## GOAL
Go through the listing and copy every line word for word.
▽
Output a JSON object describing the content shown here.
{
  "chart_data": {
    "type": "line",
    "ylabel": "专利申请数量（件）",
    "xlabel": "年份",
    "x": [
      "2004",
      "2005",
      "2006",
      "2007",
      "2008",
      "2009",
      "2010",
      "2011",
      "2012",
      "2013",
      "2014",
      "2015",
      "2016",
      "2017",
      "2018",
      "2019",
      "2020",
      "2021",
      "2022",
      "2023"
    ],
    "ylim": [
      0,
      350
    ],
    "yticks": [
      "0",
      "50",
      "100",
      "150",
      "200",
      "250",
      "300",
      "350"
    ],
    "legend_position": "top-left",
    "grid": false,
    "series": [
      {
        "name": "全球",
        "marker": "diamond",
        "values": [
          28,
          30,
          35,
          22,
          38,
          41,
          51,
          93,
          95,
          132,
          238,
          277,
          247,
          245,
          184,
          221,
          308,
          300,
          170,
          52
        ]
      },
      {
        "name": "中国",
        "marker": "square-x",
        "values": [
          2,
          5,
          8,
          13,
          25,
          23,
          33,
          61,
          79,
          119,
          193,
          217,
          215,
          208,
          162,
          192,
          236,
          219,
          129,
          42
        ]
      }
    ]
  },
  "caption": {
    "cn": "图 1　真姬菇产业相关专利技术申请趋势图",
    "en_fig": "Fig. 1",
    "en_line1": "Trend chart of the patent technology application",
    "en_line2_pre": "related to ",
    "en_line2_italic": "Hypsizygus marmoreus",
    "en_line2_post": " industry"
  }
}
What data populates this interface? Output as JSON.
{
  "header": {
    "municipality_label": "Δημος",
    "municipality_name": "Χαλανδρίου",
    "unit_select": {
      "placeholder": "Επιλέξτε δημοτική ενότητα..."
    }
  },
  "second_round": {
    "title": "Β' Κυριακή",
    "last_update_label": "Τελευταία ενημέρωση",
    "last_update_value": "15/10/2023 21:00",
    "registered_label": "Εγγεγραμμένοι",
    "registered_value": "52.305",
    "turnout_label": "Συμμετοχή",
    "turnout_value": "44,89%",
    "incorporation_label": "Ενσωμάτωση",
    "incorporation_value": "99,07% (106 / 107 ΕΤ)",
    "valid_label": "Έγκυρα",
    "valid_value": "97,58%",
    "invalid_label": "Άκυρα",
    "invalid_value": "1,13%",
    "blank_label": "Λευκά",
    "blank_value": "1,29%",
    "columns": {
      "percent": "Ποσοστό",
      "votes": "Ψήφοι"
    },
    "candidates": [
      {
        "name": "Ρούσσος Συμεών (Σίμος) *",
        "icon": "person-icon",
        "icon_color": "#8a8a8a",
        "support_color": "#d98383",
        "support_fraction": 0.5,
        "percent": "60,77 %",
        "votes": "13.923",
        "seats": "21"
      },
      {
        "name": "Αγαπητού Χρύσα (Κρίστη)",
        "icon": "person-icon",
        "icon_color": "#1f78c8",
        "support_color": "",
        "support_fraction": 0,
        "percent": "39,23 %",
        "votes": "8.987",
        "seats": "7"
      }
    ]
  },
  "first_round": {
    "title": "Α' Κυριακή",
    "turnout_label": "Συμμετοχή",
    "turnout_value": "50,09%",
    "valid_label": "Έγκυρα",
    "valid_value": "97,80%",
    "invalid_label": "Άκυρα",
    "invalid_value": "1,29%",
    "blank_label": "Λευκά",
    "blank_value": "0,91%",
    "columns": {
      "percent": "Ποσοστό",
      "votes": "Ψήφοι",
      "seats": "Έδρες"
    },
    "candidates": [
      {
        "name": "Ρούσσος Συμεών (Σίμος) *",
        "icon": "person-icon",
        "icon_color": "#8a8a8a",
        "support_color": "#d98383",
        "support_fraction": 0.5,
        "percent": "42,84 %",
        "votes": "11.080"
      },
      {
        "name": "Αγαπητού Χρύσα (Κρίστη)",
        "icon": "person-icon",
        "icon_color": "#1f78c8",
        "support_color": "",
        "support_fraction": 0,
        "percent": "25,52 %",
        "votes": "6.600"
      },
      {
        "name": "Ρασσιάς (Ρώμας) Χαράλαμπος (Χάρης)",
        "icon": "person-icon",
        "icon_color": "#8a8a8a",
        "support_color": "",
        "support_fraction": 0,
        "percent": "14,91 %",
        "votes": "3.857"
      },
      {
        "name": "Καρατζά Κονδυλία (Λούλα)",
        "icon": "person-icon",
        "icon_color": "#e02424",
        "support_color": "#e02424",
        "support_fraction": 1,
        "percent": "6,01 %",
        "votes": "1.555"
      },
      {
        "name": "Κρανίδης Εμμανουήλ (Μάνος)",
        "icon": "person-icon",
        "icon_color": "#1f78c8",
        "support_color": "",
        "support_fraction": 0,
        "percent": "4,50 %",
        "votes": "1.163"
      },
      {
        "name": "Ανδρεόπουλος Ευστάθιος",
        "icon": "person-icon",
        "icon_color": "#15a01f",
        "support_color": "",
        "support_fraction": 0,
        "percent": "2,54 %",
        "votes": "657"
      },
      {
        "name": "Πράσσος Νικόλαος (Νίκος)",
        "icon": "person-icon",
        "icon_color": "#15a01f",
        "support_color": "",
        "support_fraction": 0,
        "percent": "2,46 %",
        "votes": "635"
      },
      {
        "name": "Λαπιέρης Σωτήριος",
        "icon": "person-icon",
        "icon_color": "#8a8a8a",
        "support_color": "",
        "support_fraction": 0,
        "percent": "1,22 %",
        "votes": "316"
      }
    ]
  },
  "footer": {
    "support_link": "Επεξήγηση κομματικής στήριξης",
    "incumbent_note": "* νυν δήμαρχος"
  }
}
△
## FULL RESPONSE
Output a JSON object describing the content shown here.
{
  "chart_data": {
    "type": "line",
    "ylabel": "专利申请数量（件）",
    "xlabel": "年份",
    "x": [
      "2004",
      "2005",
      "2006",
      "2007",
      "2008",
      "2009",
      "2010",
      "2011",
      "2012",
      "2013",
      "2014",
      "2015",
      "2016",
      "2017",
      "2018",
      "2019",
      "2020",
      "2021",
      "2022",
      "2023"
    ],
    "ylim": [
      0,
      350
    ],
    "yticks": [
      "0",
      "50",
      "100",
      "150",
      "200",
      "250",
      "300",
      "350"
    ],
    "legend_position": "top-left",
    "grid": false,
    "series": [
      {
        "name": "全球",
        "marker": "diamond",
        "values": [
          28,
          30,
          35,
          22,
          38,
          41,
          51,
          93,
          95,
          132,
          238,
          277,
          247,
          245,
          184,
          221,
          308,
          300,
          170,
          52
        ]
      },
      {
        "name": "中国",
        "marker": "square-x",
        "values": [
          2,
          5,
          8,
          13,
          25,
          23,
          33,
          61,
          79,
          119,
          193,
          217,
          215,
          208,
          162,
          192,
          236,
          219,
          129,
          42
        ]
      }
    ]
  },
  "caption": {
    "cn": "图 1　真姬菇产业相关专利技术申请趋势图",
    "en_fig": "Fig. 1",
    "en_line1": "Trend chart of the patent technology application",
    "en_line2_pre": "related to ",
    "en_line2_italic": "Hypsizygus marmoreus",
    "en_line2_post": " industry"
  }
}
What data populates this interface? Output as JSON.
{
  "header": {
    "municipality_label": "Δημος",
    "municipality_name": "Χαλανδρίου",
    "unit_select": {
      "placeholder": "Επιλέξτε δημοτική ενότητα..."
    }
  },
  "second_round": {
    "title": "Β' Κυριακή",
    "last_update_label": "Τελευταία ενημέρωση",
    "last_update_value": "15/10/2023 21:00",
    "registered_label": "Εγγεγραμμένοι",
    "registered_value": "52.305",
    "turnout_label": "Συμμετοχή",
    "turnout_value": "44,89%",
    "incorporation_label": "Ενσωμάτωση",
    "incorporation_value": "99,07% (106 / 107 ΕΤ)",
    "valid_label": "Έγκυρα",
    "valid_value": "97,58%",
    "invalid_label": "Άκυρα",
    "invalid_value": "1,13%",
    "blank_label": "Λευκά",
    "blank_value": "1,29%",
    "columns": {
      "percent": "Ποσοστό",
      "votes": "Ψήφοι"
    },
    "candidates": [
      {
        "name": "Ρούσσος Συμεών (Σίμος) *",
        "icon": "person-icon",
        "icon_color": "#8a8a8a",
        "support_color": "#d98383",
        "support_fraction": 0.5,
        "percent": "60,77 %",
        "votes": "13.923",
        "seats": "21"
      },
      {
        "name": "Αγαπητού Χρύσα (Κρίστη)",
        "icon": "person-icon",
        "icon_color": "#1f78c8",
        "support_color": "",
        "support_fraction": 0,
        "percent": "39,23 %",
        "votes": "8.987",
        "seats": "7"
      }
    ]
  },
  "first_round": {
    "title": "Α' Κυριακή",
    "turnout_label": "Συμμετοχή",
    "turnout_value": "50,09%",
    "valid_label": "Έγκυρα",
    "valid_value": "97,80%",
    "invalid_label": "Άκυρα",
    "invalid_value": "1,29%",
    "blank_label": "Λευκά",
    "blank_value": "0,91%",
    "columns": {
      "percent": "Ποσοστό",
      "votes": "Ψήφοι",
      "seats": "Έδρες"
    },
    "candidates": [
      {
        "name": "Ρούσσος Συμεών (Σίμος) *",
        "icon": "person-icon",
        "icon_color": "#8a8a8a",
        "support_color": "#d98383",
        "support_fraction": 0.5,
        "percent": "42,84 %",
        "votes": "11.080"
      },
      {
        "name": "Αγαπητού Χρύσα (Κρίστη)",
        "icon": "person-icon",
        "icon_color": "#1f78c8",
        "support_color": "",
        "support_fraction": 0,
        "percent": "25,52 %",
        "votes": "6.600"
      },
      {
        "name": "Ρασσιάς (Ρώμας) Χαράλαμπος (Χάρης)",
        "icon": "person-icon",
        "icon_color": "#8a8a8a",
        "support_color": "",
        "support_fraction": 0,
        "percent": "14,91 %",
        "votes": "3.857"
      },
      {
        "name": "Καρατζά Κονδυλία (Λούλα)",
        "icon": "person-icon",
        "icon_color": "#e02424",
        "support_color": "#e02424",
        "support_fraction": 1,
        "percent": "6,01 %",
        "votes": "1.555"
      },
      {
        "name": "Κρανίδης Εμμανουήλ (Μάνος)",
        "icon": "person-icon",
        "icon_color": "#1f78c8",
        "support_color": "",
        "support_fraction": 0,
        "percent": "4,50 %",
        "votes": "1.163"
      },
      {
        "name": "Ανδρεόπουλος Ευστάθιος",
        "icon": "person-icon",
        "icon_color": "#15a01f",
        "support_color": "",
        "support_fraction": 0,
        "percent": "2,54 %",
        "votes": "657"
      },
      {
        "name": "Πράσσος Νικόλαος (Νίκος)",
        "icon": "person-icon",
        "icon_color": "#15a01f",
        "support_color": "",
        "support_fraction": 0,
        "percent": "2,46 %",
        "votes": "635"
      },
      {
        "name": "Λαπιέρης Σωτήριος",
        "icon": "person-icon",
        "icon_color": "#8a8a8a",
        "support_color": "",
        "support_fraction": 0,
        "percent": "1,22 %",
        "votes": "316"
      }
    ]
  },
  "footer": {
    "support_link": "Επεξήγηση κομματικής στήριξης",
    "incumbent_note": "* νυν δήμαρχος"
  }
}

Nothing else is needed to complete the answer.